Return each line of the records holding the string "this".

(Chart and figure data)
++++++

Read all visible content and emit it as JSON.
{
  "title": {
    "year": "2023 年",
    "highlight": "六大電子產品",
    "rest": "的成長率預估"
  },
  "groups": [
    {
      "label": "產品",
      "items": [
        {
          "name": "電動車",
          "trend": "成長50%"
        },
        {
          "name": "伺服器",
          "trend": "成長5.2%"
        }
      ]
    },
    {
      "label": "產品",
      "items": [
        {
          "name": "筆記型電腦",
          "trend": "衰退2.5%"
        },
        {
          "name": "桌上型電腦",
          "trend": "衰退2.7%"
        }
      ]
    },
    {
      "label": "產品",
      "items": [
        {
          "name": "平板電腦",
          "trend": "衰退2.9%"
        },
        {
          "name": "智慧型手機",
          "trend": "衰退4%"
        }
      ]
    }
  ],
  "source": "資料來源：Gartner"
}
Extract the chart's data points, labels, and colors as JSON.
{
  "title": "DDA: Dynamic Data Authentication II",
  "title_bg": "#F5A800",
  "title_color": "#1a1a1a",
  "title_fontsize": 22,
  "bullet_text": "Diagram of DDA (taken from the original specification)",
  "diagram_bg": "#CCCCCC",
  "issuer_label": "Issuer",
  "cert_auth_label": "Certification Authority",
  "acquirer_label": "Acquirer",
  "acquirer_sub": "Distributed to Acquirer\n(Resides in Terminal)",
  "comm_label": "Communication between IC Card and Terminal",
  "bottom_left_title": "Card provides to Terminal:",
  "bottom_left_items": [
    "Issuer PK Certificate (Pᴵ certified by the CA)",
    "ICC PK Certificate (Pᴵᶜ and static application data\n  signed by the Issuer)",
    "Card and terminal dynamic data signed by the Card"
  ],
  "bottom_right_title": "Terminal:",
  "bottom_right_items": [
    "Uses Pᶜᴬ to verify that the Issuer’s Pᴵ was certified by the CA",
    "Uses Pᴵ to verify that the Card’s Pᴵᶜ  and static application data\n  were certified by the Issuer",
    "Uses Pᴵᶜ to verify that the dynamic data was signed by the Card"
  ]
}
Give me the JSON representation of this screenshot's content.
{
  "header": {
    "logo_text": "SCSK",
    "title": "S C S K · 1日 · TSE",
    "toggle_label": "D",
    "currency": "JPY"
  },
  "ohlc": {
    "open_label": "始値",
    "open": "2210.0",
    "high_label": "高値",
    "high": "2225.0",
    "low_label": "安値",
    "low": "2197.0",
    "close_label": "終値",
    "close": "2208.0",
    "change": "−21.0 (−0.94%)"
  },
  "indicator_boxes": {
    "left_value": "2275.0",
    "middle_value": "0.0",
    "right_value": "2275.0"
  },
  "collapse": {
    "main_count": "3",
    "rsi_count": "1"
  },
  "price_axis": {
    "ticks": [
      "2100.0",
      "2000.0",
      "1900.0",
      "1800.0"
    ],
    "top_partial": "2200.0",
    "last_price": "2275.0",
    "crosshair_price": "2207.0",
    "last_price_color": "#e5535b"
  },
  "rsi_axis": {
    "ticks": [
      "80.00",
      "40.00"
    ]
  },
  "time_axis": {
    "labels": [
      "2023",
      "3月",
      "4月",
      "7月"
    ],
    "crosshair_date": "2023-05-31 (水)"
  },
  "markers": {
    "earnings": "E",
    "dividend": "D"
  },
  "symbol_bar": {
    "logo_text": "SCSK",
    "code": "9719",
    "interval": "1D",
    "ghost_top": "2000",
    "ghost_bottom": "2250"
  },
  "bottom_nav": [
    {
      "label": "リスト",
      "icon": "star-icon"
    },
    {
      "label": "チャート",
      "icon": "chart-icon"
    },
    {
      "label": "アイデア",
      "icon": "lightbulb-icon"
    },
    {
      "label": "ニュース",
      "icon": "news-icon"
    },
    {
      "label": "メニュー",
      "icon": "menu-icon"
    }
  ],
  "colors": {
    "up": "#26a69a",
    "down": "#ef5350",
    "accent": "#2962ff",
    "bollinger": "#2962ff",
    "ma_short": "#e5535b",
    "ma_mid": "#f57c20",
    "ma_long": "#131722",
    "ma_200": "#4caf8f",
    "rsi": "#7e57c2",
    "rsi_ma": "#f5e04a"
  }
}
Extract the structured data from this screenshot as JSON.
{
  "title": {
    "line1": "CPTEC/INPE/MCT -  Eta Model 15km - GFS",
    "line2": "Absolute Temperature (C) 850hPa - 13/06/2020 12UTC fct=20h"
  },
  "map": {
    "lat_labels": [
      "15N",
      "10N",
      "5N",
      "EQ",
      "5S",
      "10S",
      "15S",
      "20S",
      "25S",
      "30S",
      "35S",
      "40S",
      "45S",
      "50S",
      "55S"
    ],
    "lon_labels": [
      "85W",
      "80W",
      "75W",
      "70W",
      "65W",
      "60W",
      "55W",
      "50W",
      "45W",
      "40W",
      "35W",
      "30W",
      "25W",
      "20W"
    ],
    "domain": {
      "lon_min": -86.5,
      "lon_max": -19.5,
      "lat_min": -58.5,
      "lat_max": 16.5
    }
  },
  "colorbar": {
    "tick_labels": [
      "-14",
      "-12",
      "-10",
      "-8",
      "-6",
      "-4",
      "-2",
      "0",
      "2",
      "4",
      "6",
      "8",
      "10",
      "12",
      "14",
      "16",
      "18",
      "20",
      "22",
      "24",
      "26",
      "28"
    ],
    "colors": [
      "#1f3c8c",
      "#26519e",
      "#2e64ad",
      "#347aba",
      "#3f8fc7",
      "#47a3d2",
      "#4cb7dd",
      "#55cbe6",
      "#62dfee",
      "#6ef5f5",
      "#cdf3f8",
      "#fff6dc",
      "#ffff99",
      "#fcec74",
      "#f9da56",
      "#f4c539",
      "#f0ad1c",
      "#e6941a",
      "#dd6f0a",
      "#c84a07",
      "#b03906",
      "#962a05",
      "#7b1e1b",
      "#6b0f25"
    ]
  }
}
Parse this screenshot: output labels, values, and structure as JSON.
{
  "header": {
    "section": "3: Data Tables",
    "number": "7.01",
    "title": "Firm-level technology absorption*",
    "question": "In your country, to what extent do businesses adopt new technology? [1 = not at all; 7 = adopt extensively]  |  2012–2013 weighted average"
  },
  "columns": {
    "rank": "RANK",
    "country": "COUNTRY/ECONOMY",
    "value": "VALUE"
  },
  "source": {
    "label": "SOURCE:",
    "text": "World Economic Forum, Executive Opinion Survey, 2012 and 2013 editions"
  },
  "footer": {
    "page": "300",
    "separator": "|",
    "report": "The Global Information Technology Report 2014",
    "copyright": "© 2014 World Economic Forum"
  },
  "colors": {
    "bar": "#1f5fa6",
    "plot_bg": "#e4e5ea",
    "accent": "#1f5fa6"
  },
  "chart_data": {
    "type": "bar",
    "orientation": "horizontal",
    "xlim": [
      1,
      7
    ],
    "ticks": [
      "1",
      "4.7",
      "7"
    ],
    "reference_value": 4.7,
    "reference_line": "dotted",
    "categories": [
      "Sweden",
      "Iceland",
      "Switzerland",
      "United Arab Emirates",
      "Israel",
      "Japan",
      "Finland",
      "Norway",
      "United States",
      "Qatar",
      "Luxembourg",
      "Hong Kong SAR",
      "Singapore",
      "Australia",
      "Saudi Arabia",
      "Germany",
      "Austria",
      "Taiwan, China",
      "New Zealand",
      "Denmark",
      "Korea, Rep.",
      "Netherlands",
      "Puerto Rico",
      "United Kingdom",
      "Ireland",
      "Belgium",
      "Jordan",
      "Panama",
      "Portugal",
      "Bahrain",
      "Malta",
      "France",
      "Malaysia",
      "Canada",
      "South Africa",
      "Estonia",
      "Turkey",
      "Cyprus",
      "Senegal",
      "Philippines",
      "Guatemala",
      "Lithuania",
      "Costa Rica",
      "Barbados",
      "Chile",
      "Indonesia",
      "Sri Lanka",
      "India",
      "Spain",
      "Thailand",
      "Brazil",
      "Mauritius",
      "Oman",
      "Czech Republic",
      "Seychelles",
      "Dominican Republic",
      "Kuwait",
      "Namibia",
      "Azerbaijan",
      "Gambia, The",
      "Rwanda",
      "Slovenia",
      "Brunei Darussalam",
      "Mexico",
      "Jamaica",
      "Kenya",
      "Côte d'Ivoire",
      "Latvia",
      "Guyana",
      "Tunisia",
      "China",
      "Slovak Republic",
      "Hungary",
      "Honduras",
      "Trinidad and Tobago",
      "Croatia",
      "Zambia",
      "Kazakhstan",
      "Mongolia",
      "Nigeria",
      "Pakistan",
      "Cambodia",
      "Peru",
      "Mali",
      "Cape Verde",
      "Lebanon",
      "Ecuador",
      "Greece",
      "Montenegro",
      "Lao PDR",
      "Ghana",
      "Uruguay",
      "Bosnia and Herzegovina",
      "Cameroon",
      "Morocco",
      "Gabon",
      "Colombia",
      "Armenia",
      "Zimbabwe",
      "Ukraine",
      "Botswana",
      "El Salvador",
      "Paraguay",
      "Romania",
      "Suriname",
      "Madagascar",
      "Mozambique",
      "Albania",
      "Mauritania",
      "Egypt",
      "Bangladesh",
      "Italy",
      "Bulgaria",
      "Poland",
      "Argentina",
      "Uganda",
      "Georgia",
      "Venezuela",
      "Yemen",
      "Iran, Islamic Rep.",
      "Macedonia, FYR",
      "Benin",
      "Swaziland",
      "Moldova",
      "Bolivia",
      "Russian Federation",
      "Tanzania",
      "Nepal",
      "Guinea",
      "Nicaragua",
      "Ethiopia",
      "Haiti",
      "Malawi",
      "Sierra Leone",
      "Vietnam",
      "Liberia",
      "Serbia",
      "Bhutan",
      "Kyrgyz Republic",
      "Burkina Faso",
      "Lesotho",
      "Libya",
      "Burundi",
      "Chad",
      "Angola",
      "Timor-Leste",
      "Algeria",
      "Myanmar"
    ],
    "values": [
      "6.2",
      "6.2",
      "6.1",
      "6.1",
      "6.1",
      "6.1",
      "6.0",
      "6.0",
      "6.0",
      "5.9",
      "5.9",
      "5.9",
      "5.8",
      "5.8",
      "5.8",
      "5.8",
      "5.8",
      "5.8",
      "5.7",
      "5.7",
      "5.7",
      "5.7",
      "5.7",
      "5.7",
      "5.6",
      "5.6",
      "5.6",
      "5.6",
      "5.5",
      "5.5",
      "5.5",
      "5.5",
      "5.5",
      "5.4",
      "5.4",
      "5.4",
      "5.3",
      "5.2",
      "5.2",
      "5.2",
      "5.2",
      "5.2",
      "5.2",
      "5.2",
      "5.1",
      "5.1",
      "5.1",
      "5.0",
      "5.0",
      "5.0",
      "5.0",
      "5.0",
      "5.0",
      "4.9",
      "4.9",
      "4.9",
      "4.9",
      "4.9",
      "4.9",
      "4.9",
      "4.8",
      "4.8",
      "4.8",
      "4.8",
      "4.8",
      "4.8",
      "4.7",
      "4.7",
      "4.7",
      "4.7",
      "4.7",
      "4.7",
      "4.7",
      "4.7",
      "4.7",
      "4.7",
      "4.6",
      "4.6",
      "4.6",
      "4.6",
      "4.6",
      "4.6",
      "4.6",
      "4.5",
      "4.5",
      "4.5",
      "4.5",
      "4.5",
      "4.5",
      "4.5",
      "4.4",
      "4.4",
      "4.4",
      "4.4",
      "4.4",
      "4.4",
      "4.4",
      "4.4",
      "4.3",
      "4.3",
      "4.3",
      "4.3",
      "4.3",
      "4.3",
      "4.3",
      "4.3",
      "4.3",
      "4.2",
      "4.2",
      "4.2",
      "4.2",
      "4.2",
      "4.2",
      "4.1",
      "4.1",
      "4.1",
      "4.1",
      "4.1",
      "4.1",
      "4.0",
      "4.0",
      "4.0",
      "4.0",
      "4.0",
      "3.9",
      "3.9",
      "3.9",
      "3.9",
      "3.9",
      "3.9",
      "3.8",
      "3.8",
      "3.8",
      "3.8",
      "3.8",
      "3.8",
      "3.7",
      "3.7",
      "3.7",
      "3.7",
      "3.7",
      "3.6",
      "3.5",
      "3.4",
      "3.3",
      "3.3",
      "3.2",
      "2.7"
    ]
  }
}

++++++

#### Task answer
Give me the JSON representation of this screenshot's content.
Extract the structured data from this screenshot as JSON.
Parse this screenshot: output labels, values, and structure as JSON.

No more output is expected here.